DATA FOR PROCESSING:
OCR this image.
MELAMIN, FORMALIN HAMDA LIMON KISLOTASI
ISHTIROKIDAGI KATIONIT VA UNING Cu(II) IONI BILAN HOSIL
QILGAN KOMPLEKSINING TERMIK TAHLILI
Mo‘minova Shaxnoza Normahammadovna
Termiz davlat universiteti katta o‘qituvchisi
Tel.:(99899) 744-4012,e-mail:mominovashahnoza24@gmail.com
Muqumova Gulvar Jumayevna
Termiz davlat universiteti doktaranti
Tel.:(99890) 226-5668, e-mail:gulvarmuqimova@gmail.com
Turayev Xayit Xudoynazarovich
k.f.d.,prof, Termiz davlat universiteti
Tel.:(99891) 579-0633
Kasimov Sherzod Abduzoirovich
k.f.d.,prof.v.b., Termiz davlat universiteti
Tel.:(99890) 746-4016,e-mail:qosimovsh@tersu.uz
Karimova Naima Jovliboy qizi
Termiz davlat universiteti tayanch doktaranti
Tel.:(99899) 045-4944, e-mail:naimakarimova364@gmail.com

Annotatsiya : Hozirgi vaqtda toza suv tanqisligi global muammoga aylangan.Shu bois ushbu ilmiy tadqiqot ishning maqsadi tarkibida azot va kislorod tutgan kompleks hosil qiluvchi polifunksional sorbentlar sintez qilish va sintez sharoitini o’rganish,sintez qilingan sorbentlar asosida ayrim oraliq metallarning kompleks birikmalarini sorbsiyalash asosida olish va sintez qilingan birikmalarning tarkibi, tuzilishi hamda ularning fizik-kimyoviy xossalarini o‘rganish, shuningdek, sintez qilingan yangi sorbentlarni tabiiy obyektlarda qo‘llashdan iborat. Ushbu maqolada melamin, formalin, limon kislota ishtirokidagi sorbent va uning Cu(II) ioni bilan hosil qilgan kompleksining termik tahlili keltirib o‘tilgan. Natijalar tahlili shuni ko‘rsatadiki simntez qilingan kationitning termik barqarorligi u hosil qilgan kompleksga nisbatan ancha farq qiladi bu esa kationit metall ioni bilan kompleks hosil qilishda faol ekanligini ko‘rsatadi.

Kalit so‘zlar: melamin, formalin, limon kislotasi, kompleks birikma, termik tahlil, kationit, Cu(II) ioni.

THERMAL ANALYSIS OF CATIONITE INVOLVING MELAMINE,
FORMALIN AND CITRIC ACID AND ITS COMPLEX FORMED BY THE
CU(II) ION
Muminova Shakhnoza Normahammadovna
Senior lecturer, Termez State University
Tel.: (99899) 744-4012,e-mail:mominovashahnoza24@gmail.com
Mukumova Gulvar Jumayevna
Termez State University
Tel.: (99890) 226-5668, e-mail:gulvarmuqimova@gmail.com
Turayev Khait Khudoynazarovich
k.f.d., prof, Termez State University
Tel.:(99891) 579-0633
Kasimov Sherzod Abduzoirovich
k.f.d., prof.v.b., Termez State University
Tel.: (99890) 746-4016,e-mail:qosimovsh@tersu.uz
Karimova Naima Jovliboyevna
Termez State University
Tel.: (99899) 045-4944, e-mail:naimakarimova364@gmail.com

WHAT THE EXERCISE ASKS:
The records above should be restated word for word, please.

PROBLEM SOLUTION:
OCR this image.
MELAMIN, FORMALIN HAMDA LIMON KISLOTASI
ISHTIROKIDAGI KATIONIT VA UNING Cu(II) IONI BILAN HOSIL
QILGAN KOMPLEKSINING TERMIK TAHLILI
Mo‘minova Shaxnoza Normahammadovna
Termiz davlat universiteti katta o‘qituvchisi
Tel.:(99899) 744-4012,e-mail:mominovashahnoza24@gmail.com
Muqumova Gulvar Jumayevna
Termiz davlat universiteti doktaranti
Tel.:(99890) 226-5668, e-mail:gulvarmuqimova@gmail.com
Turayev Xayit Xudoynazarovich
k.f.d.,prof, Termiz davlat universiteti
Tel.:(99891) 579-0633
Kasimov Sherzod Abduzoirovich
k.f.d.,prof.v.b., Termiz davlat universiteti
Tel.:(99890) 746-4016,e-mail:qosimovsh@tersu.uz
Karimova Naima Jovliboy qizi
Termiz davlat universiteti tayanch doktaranti
Tel.:(99899) 045-4944, e-mail:naimakarimova364@gmail.com

Annotatsiya : Hozirgi vaqtda toza suv tanqisligi global muammoga aylangan.Shu bois ushbu ilmiy tadqiqot ishning maqsadi tarkibida azot va kislorod tutgan kompleks hosil qiluvchi polifunksional sorbentlar sintez qilish va sintez sharoitini o’rganish,sintez qilingan sorbentlar asosida ayrim oraliq metallarning kompleks birikmalarini sorbsiyalash asosida olish va sintez qilingan birikmalarning tarkibi, tuzilishi hamda ularning fizik-kimyoviy xossalarini o‘rganish, shuningdek, sintez qilingan yangi sorbentlarni tabiiy obyektlarda qo‘llashdan iborat. Ushbu maqolada melamin, formalin, limon kislota ishtirokidagi sorbent va uning Cu(II) ioni bilan hosil qilgan kompleksining termik tahlili keltirib o‘tilgan. Natijalar tahlili shuni ko‘rsatadiki simntez qilingan kationitning termik barqarorligi u hosil qilgan kompleksga nisbatan ancha farq qiladi bu esa kationit metall ioni bilan kompleks hosil qilishda faol ekanligini ko‘rsatadi.

Kalit so‘zlar: melamin, formalin, limon kislotasi, kompleks birikma, termik tahlil, kationit, Cu(II) ioni.

THERMAL ANALYSIS OF CATIONITE INVOLVING MELAMINE,
FORMALIN AND CITRIC ACID AND ITS COMPLEX FORMED BY THE
CU(II) ION
Muminova Shakhnoza Normahammadovna
Senior lecturer, Termez State University
Tel.: (99899) 744-4012,e-mail:mominovashahnoza24@gmail.com
Mukumova Gulvar Jumayevna
Termez State University
Tel.: (99890) 226-5668, e-mail:gulvarmuqimova@gmail.com
Turayev Khait Khudoynazarovich
k.f.d., prof, Termez State University
Tel.:(99891) 579-0633
Kasimov Sherzod Abduzoirovich
k.f.d., prof.v.b., Termez State University
Tel.: (99890) 746-4016,e-mail:qosimovsh@tersu.uz
Karimova Naima Jovliboyevna
Termez State University
Tel.: (99899) 045-4944, e-mail:naimakarimova364@gmail.com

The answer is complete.